Exclude any images and output the remaining records exactly.

##### Records

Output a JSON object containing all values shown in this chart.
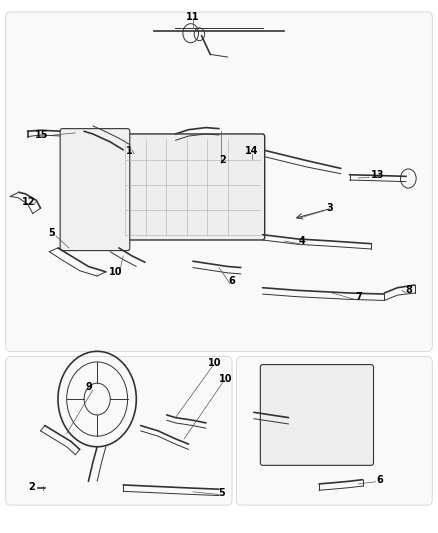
{
  "background_color": "#ffffff",
  "line_color": "#333333",
  "label_color": "#000000",
  "fig_width": 4.38,
  "fig_height": 5.33,
  "dpi": 100
}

##########

*The answer*:
Output a JSON object containing all values shown in this chart.
{
  "background_color": "#ffffff",
  "line_color": "#333333",
  "label_color": "#000000",
  "fig_width": 4.38,
  "fig_height": 5.33,
  "dpi": 100
}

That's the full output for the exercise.